++++ Extracted entries ++++

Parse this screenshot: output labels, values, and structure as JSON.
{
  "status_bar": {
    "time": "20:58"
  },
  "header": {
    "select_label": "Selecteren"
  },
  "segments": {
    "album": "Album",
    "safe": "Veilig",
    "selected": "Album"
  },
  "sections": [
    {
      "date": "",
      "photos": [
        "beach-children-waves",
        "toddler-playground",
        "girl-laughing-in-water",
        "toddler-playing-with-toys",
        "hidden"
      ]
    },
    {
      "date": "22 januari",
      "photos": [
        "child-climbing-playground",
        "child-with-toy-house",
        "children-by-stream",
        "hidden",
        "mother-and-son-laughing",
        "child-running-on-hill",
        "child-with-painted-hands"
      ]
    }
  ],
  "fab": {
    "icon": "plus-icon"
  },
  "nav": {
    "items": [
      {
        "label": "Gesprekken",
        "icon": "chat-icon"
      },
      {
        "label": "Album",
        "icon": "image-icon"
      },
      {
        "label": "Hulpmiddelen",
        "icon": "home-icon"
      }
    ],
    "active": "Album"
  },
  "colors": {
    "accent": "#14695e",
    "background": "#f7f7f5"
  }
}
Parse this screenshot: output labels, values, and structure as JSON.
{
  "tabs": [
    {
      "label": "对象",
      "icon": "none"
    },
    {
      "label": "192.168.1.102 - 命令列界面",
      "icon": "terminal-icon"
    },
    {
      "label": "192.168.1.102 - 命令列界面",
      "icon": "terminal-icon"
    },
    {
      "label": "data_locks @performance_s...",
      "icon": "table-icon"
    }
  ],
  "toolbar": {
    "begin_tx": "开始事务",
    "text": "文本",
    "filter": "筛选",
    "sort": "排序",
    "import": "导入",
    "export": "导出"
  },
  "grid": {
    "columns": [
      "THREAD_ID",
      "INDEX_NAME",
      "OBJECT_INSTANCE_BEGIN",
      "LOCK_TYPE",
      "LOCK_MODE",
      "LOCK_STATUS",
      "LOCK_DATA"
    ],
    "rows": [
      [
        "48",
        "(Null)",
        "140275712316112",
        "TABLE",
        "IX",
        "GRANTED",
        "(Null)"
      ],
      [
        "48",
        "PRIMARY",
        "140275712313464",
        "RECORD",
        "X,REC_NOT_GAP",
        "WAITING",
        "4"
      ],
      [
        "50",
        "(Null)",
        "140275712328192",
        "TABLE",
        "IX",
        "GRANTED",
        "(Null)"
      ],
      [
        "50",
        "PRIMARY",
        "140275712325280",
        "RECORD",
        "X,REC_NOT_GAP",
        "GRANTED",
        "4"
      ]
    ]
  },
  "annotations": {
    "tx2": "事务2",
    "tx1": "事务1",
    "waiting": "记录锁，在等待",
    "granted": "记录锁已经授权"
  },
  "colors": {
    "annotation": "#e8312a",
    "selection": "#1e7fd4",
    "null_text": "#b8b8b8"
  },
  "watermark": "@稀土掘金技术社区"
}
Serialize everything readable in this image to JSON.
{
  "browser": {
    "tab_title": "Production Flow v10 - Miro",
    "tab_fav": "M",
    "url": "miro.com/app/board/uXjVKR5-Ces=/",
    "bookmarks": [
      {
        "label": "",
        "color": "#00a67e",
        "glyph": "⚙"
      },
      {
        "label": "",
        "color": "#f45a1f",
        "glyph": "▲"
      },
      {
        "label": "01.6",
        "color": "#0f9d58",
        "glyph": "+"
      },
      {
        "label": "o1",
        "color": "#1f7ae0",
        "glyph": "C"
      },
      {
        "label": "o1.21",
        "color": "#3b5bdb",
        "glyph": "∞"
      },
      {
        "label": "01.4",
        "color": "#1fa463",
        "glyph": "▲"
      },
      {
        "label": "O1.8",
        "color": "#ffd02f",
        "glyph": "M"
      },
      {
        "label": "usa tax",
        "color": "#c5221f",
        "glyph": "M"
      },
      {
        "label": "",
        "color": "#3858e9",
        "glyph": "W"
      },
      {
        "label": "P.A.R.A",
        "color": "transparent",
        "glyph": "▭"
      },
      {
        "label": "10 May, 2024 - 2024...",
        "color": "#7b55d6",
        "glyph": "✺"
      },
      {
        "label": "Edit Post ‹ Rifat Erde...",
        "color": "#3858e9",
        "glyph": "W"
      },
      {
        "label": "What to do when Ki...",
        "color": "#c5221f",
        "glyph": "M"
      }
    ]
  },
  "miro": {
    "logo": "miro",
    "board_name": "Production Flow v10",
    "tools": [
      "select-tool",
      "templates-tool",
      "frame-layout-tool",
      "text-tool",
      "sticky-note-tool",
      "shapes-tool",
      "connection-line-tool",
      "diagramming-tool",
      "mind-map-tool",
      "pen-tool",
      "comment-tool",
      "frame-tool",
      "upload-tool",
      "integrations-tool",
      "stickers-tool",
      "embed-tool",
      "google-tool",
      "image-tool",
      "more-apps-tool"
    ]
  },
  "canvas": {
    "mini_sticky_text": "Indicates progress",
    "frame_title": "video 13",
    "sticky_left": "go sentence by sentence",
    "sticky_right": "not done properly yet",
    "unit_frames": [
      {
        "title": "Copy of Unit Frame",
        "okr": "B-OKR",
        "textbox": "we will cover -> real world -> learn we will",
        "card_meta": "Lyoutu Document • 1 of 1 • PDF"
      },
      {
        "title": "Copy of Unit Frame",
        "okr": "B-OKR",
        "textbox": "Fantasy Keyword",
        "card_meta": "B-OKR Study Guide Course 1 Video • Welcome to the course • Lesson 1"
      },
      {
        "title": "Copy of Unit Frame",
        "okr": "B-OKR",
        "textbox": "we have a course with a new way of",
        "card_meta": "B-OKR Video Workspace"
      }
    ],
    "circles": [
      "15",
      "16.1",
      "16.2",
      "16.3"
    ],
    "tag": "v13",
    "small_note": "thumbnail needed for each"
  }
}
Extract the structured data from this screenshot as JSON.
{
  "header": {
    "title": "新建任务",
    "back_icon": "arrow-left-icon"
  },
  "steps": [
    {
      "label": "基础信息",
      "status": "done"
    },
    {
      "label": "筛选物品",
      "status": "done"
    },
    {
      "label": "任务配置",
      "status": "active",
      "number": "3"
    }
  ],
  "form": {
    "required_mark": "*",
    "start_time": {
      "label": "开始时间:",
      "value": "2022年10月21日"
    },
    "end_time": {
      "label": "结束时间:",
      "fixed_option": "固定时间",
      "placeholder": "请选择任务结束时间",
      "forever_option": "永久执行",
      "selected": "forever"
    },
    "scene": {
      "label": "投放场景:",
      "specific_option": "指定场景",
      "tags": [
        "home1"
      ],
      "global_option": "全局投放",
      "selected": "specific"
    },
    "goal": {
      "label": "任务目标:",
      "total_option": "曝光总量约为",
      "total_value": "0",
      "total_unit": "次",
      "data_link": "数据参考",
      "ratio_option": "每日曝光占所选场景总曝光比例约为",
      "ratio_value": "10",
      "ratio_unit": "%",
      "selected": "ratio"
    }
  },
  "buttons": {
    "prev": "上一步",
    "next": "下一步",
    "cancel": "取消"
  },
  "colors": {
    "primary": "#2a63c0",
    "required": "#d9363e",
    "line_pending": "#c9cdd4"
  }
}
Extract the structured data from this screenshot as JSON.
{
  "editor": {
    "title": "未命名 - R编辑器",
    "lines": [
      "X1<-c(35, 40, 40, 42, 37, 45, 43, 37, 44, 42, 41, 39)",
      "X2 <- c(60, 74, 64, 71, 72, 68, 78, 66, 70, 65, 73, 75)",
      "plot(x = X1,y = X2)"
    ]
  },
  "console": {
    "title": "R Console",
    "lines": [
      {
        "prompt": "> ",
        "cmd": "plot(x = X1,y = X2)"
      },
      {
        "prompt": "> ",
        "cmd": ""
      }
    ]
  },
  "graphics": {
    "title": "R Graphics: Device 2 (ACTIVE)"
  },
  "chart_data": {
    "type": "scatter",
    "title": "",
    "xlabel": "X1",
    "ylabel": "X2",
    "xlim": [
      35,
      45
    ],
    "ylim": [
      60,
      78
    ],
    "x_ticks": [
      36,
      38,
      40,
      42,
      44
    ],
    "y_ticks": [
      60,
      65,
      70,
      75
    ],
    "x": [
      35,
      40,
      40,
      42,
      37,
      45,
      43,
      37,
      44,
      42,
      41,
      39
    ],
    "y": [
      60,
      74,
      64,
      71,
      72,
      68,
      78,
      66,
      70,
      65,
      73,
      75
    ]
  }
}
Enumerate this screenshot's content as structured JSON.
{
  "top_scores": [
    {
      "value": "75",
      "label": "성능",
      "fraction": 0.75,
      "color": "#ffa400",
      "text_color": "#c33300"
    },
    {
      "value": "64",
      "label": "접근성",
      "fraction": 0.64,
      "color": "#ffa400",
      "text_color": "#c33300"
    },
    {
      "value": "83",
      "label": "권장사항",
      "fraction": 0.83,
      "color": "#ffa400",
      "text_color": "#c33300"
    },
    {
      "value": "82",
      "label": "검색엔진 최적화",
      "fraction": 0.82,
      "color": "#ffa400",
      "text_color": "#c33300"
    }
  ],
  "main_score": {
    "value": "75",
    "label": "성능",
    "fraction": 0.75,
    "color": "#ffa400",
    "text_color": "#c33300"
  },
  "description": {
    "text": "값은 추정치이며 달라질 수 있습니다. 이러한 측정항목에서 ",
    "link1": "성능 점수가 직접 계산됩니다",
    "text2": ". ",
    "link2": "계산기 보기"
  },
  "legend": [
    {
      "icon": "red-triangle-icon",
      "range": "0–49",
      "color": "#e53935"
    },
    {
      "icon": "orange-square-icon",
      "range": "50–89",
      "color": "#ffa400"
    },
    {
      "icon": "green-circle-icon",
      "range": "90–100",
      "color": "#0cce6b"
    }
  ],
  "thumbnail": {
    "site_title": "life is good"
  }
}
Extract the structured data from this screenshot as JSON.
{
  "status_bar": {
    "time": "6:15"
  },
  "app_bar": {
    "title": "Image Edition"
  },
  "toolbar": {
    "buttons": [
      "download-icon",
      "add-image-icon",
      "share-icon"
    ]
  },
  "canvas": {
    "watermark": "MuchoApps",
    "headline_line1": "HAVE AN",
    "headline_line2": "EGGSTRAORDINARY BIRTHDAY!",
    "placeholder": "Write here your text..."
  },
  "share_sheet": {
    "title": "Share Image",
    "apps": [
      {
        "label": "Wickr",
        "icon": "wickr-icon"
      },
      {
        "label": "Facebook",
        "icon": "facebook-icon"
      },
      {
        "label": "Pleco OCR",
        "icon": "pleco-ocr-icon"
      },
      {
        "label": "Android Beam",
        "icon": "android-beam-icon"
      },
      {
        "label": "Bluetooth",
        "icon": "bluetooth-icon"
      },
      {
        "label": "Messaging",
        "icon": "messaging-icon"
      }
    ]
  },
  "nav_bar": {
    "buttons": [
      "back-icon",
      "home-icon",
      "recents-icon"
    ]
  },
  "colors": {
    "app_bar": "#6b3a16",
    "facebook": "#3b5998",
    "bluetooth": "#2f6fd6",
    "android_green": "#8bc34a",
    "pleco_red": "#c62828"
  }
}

++++

Your task is to pick out every line with the string "watermark" and copy it.

Finished exercise:
  "watermark": "@稀土掘金技术社区"
    "watermark": "MuchoApps",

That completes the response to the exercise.